What you are asked to do
Filter the data for lines with the word "Policy", then copy every line so identified.

Information provided
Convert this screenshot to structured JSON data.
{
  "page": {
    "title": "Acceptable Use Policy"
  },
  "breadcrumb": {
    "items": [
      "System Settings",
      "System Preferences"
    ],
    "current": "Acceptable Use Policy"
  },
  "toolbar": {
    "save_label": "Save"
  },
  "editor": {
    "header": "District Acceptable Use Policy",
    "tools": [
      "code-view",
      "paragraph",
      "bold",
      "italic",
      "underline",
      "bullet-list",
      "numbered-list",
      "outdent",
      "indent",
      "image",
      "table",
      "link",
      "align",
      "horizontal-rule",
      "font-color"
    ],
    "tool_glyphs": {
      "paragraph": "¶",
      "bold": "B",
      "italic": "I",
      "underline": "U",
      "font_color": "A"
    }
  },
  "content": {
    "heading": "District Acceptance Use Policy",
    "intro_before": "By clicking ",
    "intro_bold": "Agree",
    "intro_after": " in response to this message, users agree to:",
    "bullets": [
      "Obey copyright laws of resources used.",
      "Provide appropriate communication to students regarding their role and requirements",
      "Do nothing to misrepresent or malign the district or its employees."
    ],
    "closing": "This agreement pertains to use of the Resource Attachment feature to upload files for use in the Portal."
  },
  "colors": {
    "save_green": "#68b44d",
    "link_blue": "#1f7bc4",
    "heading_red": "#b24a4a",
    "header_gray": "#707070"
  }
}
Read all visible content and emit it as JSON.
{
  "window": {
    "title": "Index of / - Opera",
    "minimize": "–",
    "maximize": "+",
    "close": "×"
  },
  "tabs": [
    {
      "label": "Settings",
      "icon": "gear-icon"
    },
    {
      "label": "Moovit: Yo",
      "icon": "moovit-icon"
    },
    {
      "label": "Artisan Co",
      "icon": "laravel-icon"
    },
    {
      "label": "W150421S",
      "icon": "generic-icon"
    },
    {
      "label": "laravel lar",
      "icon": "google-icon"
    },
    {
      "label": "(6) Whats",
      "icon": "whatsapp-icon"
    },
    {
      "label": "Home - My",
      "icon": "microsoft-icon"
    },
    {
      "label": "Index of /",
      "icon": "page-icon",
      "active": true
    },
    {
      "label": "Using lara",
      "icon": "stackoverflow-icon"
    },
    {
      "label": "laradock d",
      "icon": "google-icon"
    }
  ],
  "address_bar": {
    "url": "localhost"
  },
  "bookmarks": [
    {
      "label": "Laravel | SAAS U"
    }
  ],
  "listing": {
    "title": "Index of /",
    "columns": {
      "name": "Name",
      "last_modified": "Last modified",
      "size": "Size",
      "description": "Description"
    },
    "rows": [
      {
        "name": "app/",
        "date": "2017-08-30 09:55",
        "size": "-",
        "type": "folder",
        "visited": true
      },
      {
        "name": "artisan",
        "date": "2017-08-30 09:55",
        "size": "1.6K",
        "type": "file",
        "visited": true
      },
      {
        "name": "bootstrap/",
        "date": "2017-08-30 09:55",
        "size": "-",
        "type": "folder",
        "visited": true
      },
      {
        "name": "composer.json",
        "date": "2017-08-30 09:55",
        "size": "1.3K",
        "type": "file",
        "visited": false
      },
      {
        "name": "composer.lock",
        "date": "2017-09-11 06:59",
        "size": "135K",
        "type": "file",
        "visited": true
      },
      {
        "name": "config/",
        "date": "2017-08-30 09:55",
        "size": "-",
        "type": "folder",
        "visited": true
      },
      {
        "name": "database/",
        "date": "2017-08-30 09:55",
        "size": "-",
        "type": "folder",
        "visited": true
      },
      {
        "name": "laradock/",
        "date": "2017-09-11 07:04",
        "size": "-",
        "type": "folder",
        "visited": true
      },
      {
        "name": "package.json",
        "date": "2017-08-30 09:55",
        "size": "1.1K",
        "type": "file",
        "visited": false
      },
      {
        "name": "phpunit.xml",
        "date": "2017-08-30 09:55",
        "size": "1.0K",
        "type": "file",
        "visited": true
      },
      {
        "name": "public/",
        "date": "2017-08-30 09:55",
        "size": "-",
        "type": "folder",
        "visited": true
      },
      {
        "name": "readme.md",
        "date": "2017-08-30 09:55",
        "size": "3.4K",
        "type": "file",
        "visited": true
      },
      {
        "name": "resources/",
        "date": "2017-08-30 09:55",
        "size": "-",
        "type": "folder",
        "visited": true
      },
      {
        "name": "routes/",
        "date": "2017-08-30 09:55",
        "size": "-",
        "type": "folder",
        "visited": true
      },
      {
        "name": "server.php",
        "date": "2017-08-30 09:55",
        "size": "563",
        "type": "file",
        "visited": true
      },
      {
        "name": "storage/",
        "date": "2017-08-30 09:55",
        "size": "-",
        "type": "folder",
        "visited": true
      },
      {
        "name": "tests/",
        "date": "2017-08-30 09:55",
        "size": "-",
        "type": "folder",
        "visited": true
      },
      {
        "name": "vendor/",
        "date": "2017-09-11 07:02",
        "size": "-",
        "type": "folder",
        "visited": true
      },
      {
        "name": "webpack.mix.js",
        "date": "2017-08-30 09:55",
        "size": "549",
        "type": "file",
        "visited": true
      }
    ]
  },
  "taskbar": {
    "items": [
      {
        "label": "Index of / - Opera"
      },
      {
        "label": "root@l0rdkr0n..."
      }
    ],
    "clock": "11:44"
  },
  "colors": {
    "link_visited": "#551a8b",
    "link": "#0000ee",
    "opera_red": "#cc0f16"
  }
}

Finished exercise
    "title": "Acceptable Use Policy"
    "current": "Acceptable Use Policy"
    "header": "District Acceptable Use Policy",
    "heading": "District Acceptance Use Policy",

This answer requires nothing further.